Directions: From the line with "y-tick-label: -15 xyxy=(18,242,39,256)" to the line with "line-series xyxy=(42,49,847,482)" in the entries below, swap "y-tick-label" for "y-axis-value" and write out only those lines, leaving everything else unchanged.
__________________________________________________
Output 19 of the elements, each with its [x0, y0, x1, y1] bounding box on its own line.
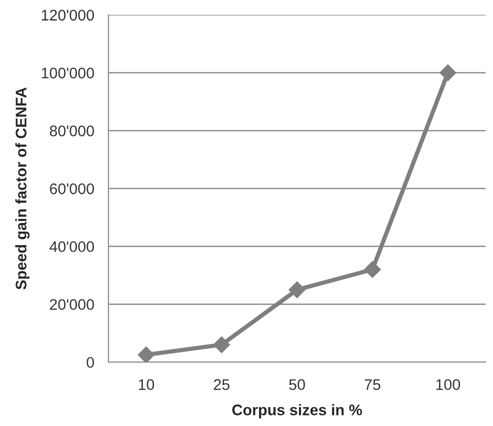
- point: [213, 336, 230, 354]
- x-tick-label: 100: [436, 379, 460, 390]
- x-axis-title: Corpus sizes in %: [232, 404, 362, 418]
- x-tick-label: 50: [289, 379, 305, 390]
- point: [440, 64, 456, 82]
- point: [138, 346, 155, 362]
- x-tick-label: 10: [138, 379, 154, 390]
- y-tick-label: 80'000: [50, 126, 94, 136]
- y-tick-label: 20'000: [50, 299, 94, 310]
- x-tick-label: 75: [364, 379, 380, 390]
- point: [364, 261, 381, 278]
- y-axis-title: Speed gain factor of CENFA: [15, 87, 30, 290]
- x-tick-label: 25: [214, 379, 230, 390]
- y-tick-label: 100'000: [42, 68, 94, 78]
- point: [288, 281, 306, 298]
- y-tick-label: 0: [86, 356, 94, 368]
- y-tick-label: 60'000: [50, 183, 94, 194]
- y-tick-label: 120'000: [42, 10, 94, 21]
- y-tick-label: 40'000: [50, 241, 94, 252]
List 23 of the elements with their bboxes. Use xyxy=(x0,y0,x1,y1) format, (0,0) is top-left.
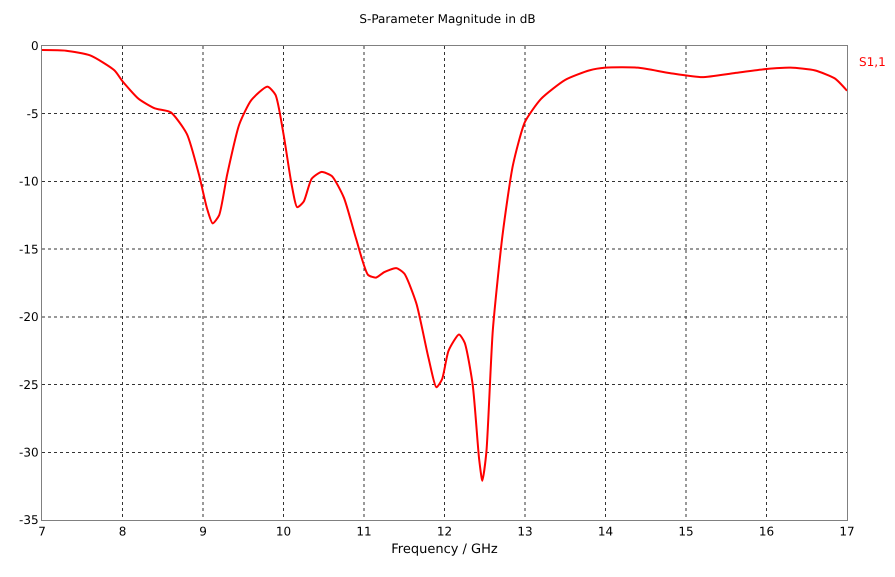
y-tick-label: -15 xyxy=(18,242,39,256)
x-tick-label: 14 xyxy=(598,524,614,538)
x-tick-label: 13 xyxy=(517,524,533,538)
x-tick-label: 17 xyxy=(839,524,855,538)
x-tick-label: 9 xyxy=(199,524,207,538)
x-tick-label: 12 xyxy=(436,524,452,538)
x-tick-label: 8 xyxy=(118,524,126,538)
y-tick-label: -10 xyxy=(18,174,39,189)
y-tick-label: -25 xyxy=(18,378,39,392)
x-tick-label: 15 xyxy=(678,524,694,538)
x-tick-label: 11 xyxy=(356,524,372,538)
y-tick-label: -5 xyxy=(26,106,39,121)
chart-title: S-Parameter Magnitude in dB xyxy=(359,12,536,26)
line-series xyxy=(42,49,847,482)
y-tick-label: -35 xyxy=(18,513,39,528)
x-tick-label: 10 xyxy=(276,524,292,538)
y-tick-label: -30 xyxy=(18,445,39,460)
x-tick-label: 7 xyxy=(38,524,46,538)
y-tick-label: -20 xyxy=(18,310,39,324)
x-axis-title: Frequency / GHz xyxy=(391,542,498,557)
y-tick-label: 0 xyxy=(30,39,39,54)
x-tick-label: 16 xyxy=(758,524,774,538)
series-label: S1,1 xyxy=(859,55,886,69)
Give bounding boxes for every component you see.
__________________________________________________
Exercise result:
y-axis-value: -15 xyxy=(18,242,39,256)
x-tick-label: 14 xyxy=(598,524,614,538)
x-tick-label: 13 xyxy=(517,524,533,538)
x-tick-label: 17 xyxy=(839,524,855,538)
x-tick-label: 9 xyxy=(199,524,207,538)
x-tick-label: 12 xyxy=(436,524,452,538)
x-tick-label: 8 xyxy=(118,524,126,538)
y-axis-value: -10 xyxy=(18,174,39,189)
y-axis-value: -25 xyxy=(18,378,39,392)
x-tick-label: 15 xyxy=(678,524,694,538)
x-tick-label: 11 xyxy=(356,524,372,538)
y-axis-value: -5 xyxy=(26,106,39,121)
chart-title: S-Parameter Magnitude in dB xyxy=(359,12,536,26)
line-series xyxy=(42,49,847,482)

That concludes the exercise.